▶ [Task to carry out] Print all of the data exactly.

▶ [Records from a collection]
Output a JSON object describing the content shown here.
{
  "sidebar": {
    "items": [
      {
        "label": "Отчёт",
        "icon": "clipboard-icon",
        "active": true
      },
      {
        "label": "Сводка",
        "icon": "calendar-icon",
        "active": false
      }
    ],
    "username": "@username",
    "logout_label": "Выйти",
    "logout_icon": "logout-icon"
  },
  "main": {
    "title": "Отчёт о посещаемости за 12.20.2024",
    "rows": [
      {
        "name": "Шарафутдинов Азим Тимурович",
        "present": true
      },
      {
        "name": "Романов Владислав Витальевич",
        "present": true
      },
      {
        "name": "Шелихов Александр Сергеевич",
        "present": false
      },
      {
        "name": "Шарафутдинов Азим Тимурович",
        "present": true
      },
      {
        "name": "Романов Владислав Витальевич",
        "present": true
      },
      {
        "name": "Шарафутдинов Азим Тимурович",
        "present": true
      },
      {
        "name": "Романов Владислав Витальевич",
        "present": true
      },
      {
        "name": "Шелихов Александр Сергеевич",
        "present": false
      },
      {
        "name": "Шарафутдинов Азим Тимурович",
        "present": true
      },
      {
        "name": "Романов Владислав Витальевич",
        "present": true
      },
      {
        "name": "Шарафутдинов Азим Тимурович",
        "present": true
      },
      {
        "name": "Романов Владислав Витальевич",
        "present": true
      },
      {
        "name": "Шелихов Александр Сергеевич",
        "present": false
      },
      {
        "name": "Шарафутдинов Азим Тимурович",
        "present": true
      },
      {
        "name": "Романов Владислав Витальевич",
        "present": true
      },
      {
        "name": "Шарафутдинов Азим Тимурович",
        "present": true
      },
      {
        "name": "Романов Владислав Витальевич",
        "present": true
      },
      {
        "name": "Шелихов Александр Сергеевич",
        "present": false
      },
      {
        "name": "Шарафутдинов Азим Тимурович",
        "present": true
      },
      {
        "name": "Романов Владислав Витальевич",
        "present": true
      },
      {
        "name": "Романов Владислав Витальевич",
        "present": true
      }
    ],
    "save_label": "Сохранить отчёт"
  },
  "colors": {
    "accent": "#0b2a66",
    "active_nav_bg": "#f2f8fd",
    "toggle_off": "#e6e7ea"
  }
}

▶ [Problem solution]
Output a JSON object describing the content shown here.
{
  "sidebar": {
    "items": [
      {
        "label": "Отчёт",
        "icon": "clipboard-icon",
        "active": true
      },
      {
        "label": "Сводка",
        "icon": "calendar-icon",
        "active": false
      }
    ],
    "username": "@username",
    "logout_label": "Выйти",
    "logout_icon": "logout-icon"
  },
  "main": {
    "title": "Отчёт о посещаемости за 12.20.2024",
    "rows": [
      {
        "name": "Шарафутдинов Азим Тимурович",
        "present": true
      },
      {
        "name": "Романов Владислав Витальевич",
        "present": true
      },
      {
        "name": "Шелихов Александр Сергеевич",
        "present": false
      },
      {
        "name": "Шарафутдинов Азим Тимурович",
        "present": true
      },
      {
        "name": "Романов Владислав Витальевич",
        "present": true
      },
      {
        "name": "Шарафутдинов Азим Тимурович",
        "present": true
      },
      {
        "name": "Романов Владислав Витальевич",
        "present": true
      },
      {
        "name": "Шелихов Александр Сергеевич",
        "present": false
      },
      {
        "name": "Шарафутдинов Азим Тимурович",
        "present": true
      },
      {
        "name": "Романов Владислав Витальевич",
        "present": true
      },
      {
        "name": "Шарафутдинов Азим Тимурович",
        "present": true
      },
      {
        "name": "Романов Владислав Витальевич",
        "present": true
      },
      {
        "name": "Шелихов Александр Сергеевич",
        "present": false
      },
      {
        "name": "Шарафутдинов Азим Тимурович",
        "present": true
      },
      {
        "name": "Романов Владислав Витальевич",
        "present": true
      },
      {
        "name": "Шарафутдинов Азим Тимурович",
        "present": true
      },
      {
        "name": "Романов Владислав Витальевич",
        "present": true
      },
      {
        "name": "Шелихов Александр Сергеевич",
        "present": false
      },
      {
        "name": "Шарафутдинов Азим Тимурович",
        "present": true
      },
      {
        "name": "Романов Владислав Витальевич",
        "present": true
      },
      {
        "name": "Романов Владислав Витальевич",
        "present": true
      }
    ],
    "save_label": "Сохранить отчёт"
  },
  "colors": {
    "accent": "#0b2a66",
    "active_nav_bg": "#f2f8fd",
    "toggle_off": "#e6e7ea"
  }
}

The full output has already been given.